___ SUPPLIED RECORDS ___

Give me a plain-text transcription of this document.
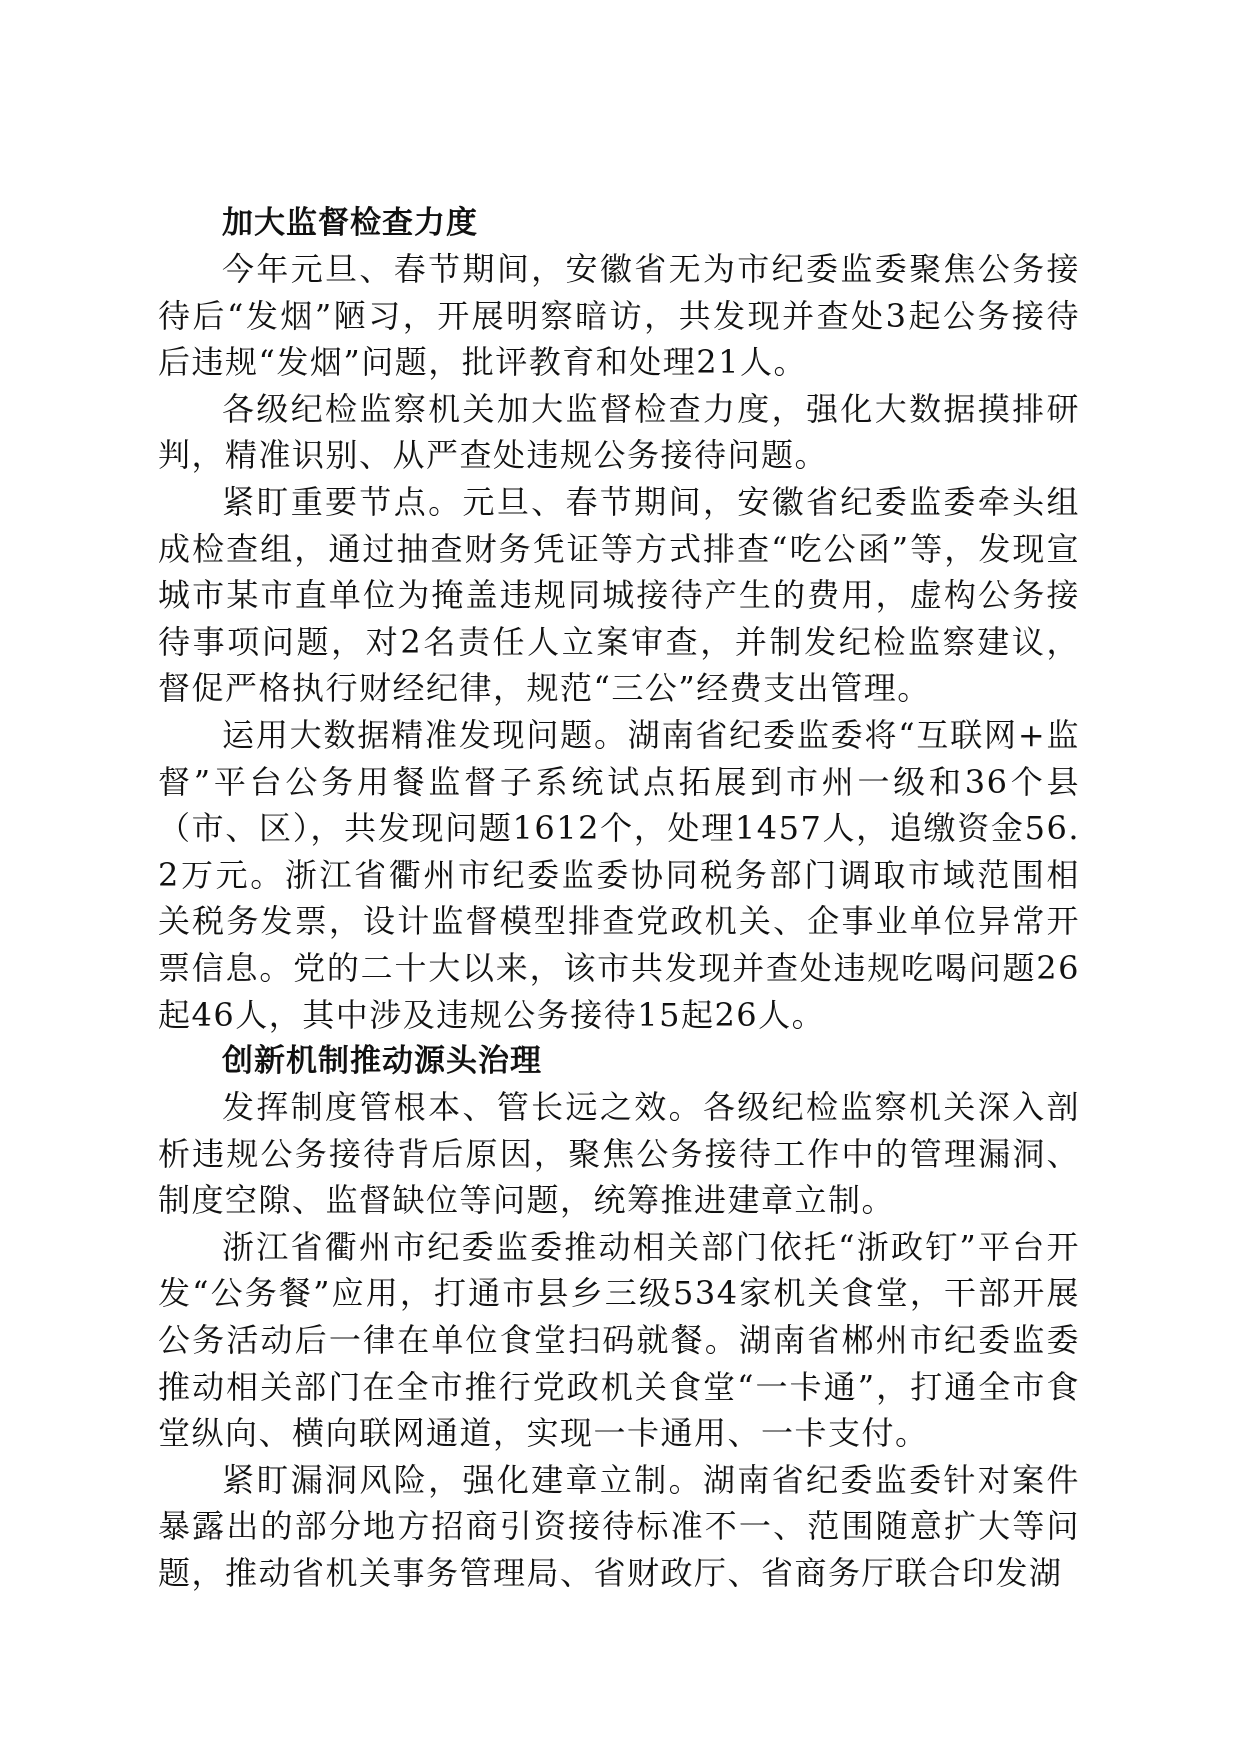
加大监督检查力度

今年元旦、春节期间，安徽省无为市纪委监委聚焦公务接待后“发烟”陋习，开展明察暗访，共发现并查处3起公务接待后违规“发烟”问题，批评教育和处理21人。

各级纪检监察机关加大监督检查力度，强化大数据摸排研判，精准识别、从严查处违规公务接待问题。

紧盯重要节点。元旦、春节期间，安徽省纪委监委牵头组成检查组，通过抽查财务凭证等方式排查“吃公函”等，发现宣城市某市直单位为掩盖违规同城接待产生的费用，虚构公务接待事项问题，对2名责任人立案审查，并制发纪检监察建议，督促严格执行财经纪律，规范“三公”经费支出管理。

运用大数据精准发现问题。湖南省纪委监委将“互联网+监督”平台公务用餐监督子系统试点拓展到市州一级和36个县（市、区），共发现问题1612个，处理1457人，追缴资金56.2万元。浙江省衢州市纪委监委协同税务部门调取市域范围相关税务发票，设计监督模型排查党政机关、企事业单位异常开票信息。党的二十大以来，该市共发现并查处违规吃喝问题26起46人，其中涉及违规公务接待15起26人。

创新机制推动源头治理

发挥制度管根本、管长远之效。各级纪检监察机关深入剖析违规公务接待背后原因，聚焦公务接待工作中的管理漏洞、制度空隙、监督缺位等问题，统筹推进建章立制。

浙江省衢州市纪委监委推动相关部门依托“浙政钉”平台开发“公务餐”应用，打通市县乡三级534家机关食堂，干部开展公务活动后一律在单位食堂扫码就餐。湖南省郴州市纪委监委推动相关部门在全市推行党政机关食堂“一卡通”，打通全市食堂纵向、横向联网通道，实现一卡通用、一卡支付。

紧盯漏洞风险，强化建章立制。湖南省纪委监委针对案件暴露出的部分地方招商引资接待标准不一、范围随意扩大等问题，推动省机关事务管理局、省财政厅、省商务厅联合印发湖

___

** GIVEN TASK **
Read the data above and pull out each line that holds the string "春节期间".

** FULL ANSWER **
今年元旦、春节期间，安徽省无为市纪委监委聚焦公务接待后“发烟”陋习，开展明察暗访，共发现并查处3起公务接待后违规“发烟”问题，批评教育和处理21人。
紧盯重要节点。元旦、春节期间，安徽省纪委监委牵头组成检查组，通过抽查财务凭证等方式排查“吃公函”等，发现宣城市某市直单位为掩盖违规同城接待产生的费用，虚构公务接待事项问题，对2名责任人立案审查，并制发纪检监察建议，督促严格执行财经纪律，规范“三公”经费支出管理。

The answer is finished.